-- Start Given records --

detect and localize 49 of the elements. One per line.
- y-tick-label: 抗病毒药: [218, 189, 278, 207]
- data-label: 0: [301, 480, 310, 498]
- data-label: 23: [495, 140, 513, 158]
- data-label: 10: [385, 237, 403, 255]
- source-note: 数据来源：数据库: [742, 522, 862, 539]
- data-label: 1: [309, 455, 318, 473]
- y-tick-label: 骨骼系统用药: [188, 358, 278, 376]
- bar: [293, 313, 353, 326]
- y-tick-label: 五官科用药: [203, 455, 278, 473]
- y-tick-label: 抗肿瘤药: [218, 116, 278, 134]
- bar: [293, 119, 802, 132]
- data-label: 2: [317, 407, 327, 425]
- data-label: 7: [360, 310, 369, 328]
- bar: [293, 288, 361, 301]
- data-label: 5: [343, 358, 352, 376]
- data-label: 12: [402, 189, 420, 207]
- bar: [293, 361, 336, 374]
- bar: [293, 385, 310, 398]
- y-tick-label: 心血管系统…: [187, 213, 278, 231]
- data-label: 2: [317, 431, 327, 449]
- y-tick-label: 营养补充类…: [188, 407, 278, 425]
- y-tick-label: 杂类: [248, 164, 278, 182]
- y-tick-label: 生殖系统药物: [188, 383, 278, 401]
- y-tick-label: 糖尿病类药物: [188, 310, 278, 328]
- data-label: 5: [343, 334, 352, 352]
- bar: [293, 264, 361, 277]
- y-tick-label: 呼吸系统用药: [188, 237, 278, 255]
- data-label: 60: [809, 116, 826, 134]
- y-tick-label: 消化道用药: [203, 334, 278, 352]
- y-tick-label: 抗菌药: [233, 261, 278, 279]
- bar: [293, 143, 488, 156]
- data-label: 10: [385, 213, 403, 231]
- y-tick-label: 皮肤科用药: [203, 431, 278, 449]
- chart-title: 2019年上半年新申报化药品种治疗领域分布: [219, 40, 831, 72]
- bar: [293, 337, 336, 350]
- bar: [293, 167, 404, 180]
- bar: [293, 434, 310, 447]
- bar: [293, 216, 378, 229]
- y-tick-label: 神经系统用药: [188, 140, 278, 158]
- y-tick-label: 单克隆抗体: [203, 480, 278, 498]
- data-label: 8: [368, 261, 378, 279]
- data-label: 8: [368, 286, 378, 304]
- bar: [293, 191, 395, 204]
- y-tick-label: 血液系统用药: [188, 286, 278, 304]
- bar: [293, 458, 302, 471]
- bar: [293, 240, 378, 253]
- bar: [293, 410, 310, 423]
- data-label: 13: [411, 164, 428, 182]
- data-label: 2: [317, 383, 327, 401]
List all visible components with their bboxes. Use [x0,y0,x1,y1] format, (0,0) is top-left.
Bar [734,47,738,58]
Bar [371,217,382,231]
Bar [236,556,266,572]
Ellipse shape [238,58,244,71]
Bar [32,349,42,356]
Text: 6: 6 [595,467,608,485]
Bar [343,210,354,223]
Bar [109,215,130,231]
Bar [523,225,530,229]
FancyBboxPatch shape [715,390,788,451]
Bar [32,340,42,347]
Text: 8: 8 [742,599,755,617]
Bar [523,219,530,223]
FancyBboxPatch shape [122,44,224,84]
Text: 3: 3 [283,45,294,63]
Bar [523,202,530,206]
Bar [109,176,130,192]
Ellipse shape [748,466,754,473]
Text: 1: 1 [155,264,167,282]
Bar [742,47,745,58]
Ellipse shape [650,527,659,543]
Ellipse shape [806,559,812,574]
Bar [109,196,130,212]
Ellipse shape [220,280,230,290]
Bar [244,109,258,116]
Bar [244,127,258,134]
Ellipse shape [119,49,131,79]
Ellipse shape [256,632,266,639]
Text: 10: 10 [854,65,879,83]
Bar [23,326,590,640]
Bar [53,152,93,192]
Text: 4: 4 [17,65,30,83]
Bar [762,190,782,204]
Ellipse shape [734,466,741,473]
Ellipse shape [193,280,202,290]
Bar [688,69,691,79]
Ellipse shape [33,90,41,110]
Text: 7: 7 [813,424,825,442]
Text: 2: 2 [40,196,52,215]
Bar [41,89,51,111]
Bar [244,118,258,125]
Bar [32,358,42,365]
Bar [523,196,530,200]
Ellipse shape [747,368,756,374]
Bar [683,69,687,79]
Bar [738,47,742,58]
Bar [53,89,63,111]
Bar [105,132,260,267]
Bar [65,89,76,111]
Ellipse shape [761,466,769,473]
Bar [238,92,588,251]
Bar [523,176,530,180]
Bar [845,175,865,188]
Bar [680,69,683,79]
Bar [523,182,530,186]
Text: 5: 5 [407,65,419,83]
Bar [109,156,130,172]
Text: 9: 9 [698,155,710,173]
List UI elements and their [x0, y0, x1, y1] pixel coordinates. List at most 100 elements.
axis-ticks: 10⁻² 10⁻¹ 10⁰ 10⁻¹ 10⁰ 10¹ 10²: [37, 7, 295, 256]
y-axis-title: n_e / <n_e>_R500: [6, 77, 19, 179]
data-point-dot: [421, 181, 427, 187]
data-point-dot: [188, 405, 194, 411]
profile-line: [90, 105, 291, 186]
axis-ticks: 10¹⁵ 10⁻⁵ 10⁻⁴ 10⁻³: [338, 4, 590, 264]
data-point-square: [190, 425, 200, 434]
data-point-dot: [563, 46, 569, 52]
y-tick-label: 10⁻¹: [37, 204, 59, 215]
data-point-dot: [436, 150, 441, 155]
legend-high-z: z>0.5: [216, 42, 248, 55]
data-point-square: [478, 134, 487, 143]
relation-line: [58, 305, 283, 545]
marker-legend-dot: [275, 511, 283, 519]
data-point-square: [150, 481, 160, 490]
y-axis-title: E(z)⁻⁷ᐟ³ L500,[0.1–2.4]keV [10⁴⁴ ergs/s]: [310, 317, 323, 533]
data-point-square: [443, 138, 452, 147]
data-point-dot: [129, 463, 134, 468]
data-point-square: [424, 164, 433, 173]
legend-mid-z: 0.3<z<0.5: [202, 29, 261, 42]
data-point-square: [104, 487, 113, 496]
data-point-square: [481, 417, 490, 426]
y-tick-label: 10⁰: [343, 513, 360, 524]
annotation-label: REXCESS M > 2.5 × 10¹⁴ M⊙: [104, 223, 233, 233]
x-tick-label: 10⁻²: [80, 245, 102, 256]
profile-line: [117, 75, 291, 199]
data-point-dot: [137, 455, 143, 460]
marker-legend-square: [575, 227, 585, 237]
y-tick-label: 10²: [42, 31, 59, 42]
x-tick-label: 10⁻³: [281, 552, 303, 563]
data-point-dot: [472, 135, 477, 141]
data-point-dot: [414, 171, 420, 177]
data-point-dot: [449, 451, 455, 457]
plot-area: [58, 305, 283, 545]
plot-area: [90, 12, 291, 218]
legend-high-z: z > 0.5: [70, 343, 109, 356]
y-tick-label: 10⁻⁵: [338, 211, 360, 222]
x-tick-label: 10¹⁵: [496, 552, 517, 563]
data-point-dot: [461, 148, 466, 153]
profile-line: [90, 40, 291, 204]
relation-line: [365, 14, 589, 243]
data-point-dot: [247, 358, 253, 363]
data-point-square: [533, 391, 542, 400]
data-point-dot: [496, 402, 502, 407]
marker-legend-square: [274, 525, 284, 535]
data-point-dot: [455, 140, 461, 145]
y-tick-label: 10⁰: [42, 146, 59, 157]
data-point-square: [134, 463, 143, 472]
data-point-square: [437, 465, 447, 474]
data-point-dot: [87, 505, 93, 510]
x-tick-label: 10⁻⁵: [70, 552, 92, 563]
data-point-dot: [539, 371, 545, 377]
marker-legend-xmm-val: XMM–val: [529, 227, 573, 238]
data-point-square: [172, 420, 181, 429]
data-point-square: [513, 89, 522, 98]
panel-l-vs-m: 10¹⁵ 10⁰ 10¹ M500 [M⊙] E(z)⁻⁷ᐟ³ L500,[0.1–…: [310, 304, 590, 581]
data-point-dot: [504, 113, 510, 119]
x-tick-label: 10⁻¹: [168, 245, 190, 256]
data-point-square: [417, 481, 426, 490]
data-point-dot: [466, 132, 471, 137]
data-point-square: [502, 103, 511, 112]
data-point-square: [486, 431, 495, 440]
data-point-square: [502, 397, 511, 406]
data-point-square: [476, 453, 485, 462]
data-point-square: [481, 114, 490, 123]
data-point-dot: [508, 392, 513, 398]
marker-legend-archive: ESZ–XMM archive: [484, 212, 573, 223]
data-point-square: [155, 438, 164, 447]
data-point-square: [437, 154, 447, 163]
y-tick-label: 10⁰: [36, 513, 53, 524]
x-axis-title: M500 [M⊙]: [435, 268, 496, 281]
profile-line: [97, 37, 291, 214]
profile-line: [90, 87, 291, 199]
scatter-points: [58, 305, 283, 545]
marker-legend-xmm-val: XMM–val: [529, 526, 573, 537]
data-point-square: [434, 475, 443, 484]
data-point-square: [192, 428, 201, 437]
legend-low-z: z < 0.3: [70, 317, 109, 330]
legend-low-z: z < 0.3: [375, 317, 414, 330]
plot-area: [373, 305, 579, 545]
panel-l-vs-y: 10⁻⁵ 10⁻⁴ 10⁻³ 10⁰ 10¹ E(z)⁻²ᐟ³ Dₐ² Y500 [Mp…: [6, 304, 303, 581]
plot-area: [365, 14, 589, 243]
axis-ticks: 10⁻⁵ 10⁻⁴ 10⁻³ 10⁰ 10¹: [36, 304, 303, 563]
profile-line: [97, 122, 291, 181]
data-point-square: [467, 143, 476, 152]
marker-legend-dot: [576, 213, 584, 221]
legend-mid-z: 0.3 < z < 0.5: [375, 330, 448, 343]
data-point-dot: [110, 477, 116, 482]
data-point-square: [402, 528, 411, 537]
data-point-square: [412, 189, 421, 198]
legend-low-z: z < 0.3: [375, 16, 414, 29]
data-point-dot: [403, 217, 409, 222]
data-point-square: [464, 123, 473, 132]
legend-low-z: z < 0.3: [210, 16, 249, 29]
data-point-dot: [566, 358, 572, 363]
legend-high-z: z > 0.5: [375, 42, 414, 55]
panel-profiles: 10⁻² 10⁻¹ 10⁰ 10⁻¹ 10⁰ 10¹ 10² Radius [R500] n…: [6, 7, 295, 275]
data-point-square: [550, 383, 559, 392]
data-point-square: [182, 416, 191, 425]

-- End Given records --

## Directive
Rewrite the material from its first line through the line holding "- data-label: 2: [317, 407, 327, 425]", inclusive, changing "y-tick-label" to "category-label" and leaving everything else as it stands.

## In response
detect and localize 49 of the elements. One per line.
- category-label: 抗病毒药: [218, 189, 278, 207]
- data-label: 0: [301, 480, 310, 498]
- data-label: 23: [495, 140, 513, 158]
- data-label: 10: [385, 237, 403, 255]
- source-note: 数据来源：数据库: [742, 522, 862, 539]
- data-label: 1: [309, 455, 318, 473]
- category-label: 骨骼系统用药: [188, 358, 278, 376]
- bar: [293, 313, 353, 326]
- category-label: 五官科用药: [203, 455, 278, 473]
- category-label: 抗肿瘤药: [218, 116, 278, 134]
- bar: [293, 119, 802, 132]
- data-label: 2: [317, 407, 327, 425]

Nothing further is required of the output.